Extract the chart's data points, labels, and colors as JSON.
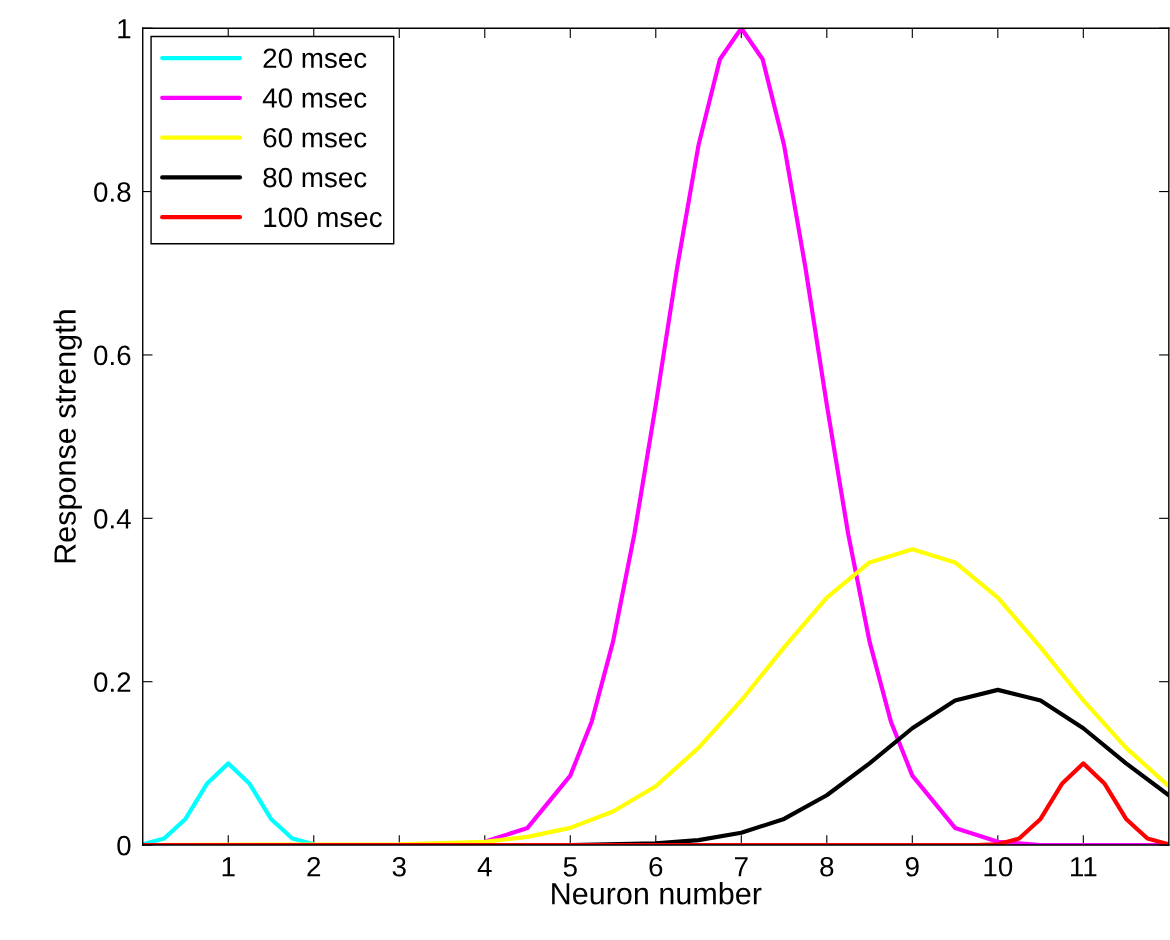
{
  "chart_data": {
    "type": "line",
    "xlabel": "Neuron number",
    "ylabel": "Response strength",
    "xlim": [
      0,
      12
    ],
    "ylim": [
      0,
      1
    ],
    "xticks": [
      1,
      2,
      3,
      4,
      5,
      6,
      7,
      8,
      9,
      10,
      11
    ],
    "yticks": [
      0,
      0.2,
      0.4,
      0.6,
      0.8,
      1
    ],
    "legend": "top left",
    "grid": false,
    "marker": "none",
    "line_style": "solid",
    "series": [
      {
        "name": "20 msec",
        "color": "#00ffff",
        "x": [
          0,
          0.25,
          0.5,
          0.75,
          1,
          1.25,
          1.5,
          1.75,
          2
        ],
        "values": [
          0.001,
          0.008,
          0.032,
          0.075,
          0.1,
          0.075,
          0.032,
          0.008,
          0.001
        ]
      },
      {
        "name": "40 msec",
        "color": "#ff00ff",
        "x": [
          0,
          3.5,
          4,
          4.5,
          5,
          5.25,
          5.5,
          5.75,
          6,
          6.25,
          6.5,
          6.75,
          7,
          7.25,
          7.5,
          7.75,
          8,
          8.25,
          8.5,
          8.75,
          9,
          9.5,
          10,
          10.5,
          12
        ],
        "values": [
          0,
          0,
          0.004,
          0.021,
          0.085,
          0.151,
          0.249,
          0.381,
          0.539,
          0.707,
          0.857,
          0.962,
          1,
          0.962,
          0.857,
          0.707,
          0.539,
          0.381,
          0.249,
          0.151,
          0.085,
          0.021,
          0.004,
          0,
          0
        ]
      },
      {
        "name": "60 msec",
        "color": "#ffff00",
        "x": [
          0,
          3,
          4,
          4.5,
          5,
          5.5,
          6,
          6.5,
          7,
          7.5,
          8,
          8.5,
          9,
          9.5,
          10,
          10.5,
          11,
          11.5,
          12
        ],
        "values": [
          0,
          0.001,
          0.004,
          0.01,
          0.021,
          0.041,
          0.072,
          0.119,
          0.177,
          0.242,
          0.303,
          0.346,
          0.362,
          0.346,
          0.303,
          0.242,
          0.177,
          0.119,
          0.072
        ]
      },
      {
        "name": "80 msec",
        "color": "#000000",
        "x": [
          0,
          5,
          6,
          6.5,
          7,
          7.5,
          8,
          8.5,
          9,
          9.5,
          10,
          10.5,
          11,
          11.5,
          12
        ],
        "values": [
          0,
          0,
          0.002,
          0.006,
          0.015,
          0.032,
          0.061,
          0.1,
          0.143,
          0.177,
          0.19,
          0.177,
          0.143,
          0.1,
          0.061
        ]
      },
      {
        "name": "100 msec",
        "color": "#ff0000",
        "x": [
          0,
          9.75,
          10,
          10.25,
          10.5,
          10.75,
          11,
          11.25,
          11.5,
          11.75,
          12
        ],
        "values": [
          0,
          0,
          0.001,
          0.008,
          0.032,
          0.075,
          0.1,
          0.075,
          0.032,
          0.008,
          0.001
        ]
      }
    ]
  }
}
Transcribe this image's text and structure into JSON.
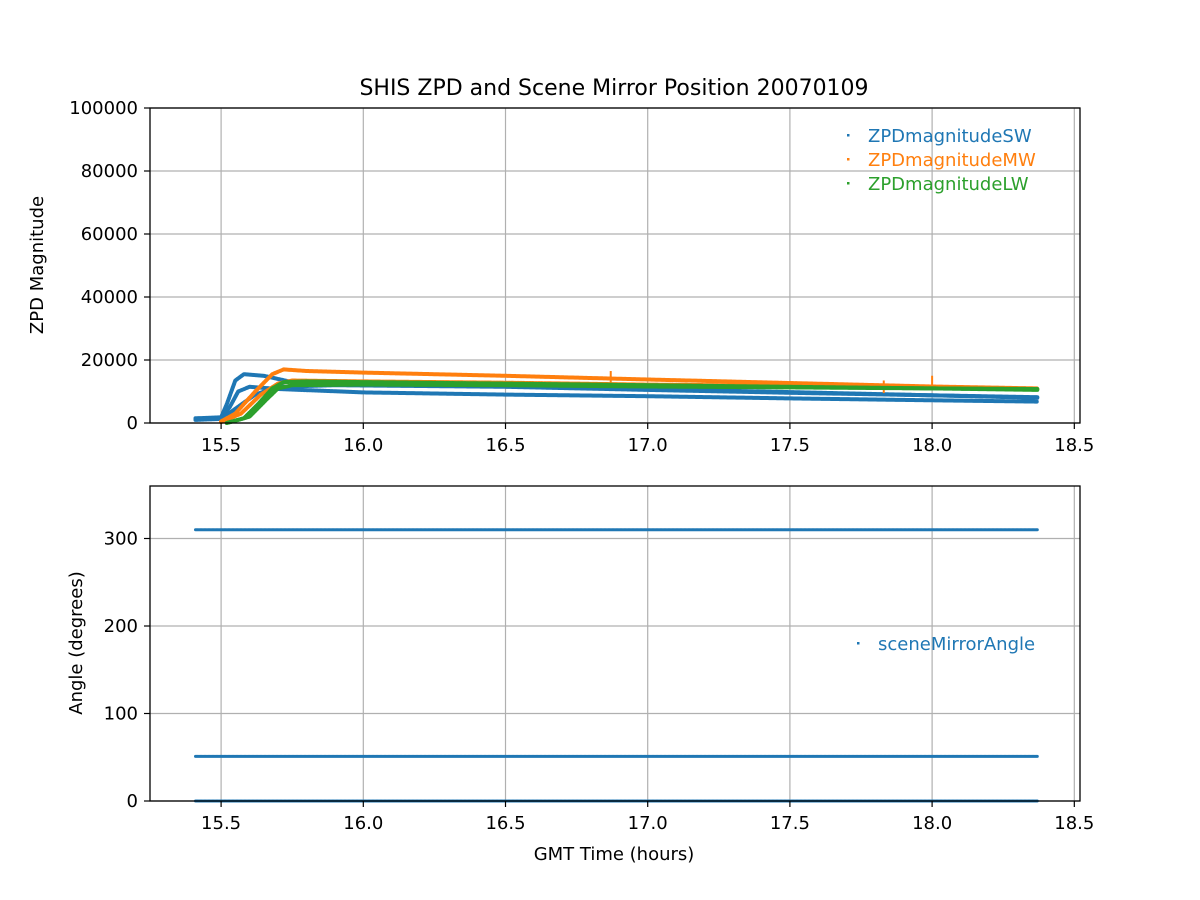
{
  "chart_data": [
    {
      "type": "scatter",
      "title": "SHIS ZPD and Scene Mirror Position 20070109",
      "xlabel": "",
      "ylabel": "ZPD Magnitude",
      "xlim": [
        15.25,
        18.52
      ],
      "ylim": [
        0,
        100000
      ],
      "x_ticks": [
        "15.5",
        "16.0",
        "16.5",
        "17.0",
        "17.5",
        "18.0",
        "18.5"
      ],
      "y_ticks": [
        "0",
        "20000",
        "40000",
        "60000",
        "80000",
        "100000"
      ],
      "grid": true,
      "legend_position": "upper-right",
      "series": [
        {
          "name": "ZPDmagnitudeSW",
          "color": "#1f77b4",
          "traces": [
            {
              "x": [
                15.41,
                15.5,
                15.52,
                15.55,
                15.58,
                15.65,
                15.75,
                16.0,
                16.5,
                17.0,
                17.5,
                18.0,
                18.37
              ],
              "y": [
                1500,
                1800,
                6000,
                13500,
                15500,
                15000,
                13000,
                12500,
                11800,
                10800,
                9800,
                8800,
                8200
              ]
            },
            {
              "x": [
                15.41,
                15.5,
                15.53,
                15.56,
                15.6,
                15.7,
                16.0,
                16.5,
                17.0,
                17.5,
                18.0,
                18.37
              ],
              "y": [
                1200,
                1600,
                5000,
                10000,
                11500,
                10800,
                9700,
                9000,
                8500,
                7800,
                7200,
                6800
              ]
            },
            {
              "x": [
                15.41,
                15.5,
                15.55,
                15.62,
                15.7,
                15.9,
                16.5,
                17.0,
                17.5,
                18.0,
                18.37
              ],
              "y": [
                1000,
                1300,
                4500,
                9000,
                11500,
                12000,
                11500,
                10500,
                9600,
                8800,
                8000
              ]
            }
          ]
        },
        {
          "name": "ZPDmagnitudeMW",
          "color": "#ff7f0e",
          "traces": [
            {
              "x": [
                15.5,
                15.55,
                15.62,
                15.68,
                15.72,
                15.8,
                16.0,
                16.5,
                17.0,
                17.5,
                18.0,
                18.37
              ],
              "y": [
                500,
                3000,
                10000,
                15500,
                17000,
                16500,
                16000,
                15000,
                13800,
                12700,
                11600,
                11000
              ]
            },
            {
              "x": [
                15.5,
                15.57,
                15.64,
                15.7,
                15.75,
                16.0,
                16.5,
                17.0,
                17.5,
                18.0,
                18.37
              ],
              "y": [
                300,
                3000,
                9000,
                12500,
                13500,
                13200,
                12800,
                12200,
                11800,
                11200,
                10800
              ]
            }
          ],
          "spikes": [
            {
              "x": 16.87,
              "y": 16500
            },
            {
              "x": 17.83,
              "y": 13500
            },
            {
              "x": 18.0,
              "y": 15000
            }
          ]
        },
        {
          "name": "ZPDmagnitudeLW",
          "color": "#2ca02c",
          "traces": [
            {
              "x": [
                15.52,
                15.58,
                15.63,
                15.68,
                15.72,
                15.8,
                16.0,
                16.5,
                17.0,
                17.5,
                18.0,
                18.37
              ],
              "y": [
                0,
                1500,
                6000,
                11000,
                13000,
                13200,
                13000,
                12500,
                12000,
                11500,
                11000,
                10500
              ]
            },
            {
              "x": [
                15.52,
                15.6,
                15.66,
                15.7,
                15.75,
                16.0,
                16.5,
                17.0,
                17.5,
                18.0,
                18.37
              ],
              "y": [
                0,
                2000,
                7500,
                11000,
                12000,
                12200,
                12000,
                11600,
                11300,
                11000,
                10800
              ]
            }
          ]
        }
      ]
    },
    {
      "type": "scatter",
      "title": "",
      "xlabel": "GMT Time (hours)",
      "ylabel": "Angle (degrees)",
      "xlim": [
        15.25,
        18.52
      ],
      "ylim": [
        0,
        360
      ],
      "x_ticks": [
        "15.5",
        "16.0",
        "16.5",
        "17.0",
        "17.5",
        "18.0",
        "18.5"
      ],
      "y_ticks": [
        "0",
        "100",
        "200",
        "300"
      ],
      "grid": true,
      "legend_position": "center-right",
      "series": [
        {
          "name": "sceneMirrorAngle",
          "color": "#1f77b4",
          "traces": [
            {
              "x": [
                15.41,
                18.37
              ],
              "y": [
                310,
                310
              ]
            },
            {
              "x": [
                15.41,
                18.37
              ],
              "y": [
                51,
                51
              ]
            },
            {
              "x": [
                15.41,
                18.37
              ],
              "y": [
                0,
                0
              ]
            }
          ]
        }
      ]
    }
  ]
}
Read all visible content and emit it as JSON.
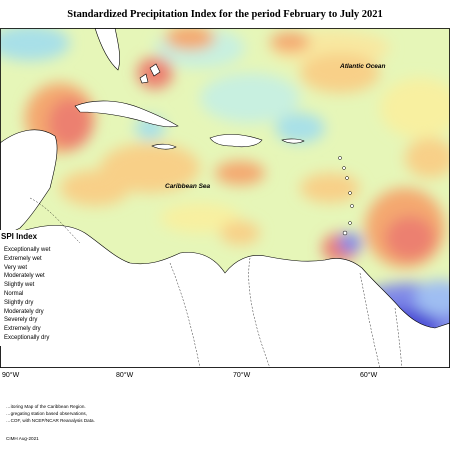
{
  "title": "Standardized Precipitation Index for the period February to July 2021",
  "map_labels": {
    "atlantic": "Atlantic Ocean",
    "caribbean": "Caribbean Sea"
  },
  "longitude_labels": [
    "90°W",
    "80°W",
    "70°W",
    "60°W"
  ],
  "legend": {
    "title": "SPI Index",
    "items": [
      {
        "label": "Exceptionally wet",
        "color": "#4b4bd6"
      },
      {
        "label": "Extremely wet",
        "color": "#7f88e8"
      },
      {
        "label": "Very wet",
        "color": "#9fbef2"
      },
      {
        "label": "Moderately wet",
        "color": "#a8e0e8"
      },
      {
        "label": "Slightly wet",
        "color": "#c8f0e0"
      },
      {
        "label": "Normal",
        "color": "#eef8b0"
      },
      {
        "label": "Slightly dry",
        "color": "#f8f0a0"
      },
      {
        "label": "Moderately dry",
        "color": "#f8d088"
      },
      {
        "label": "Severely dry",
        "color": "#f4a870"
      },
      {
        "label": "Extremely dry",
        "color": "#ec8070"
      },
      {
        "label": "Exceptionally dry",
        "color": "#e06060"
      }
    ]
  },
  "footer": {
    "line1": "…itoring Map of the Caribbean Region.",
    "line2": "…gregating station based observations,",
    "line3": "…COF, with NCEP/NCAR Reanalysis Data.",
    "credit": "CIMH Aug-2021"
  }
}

^^^^

# Brief
Search the listing above for the string "right". Copy every line that contains it.

# Reply
      "legend_position": "upper-right",
      "legend_position": "center-right",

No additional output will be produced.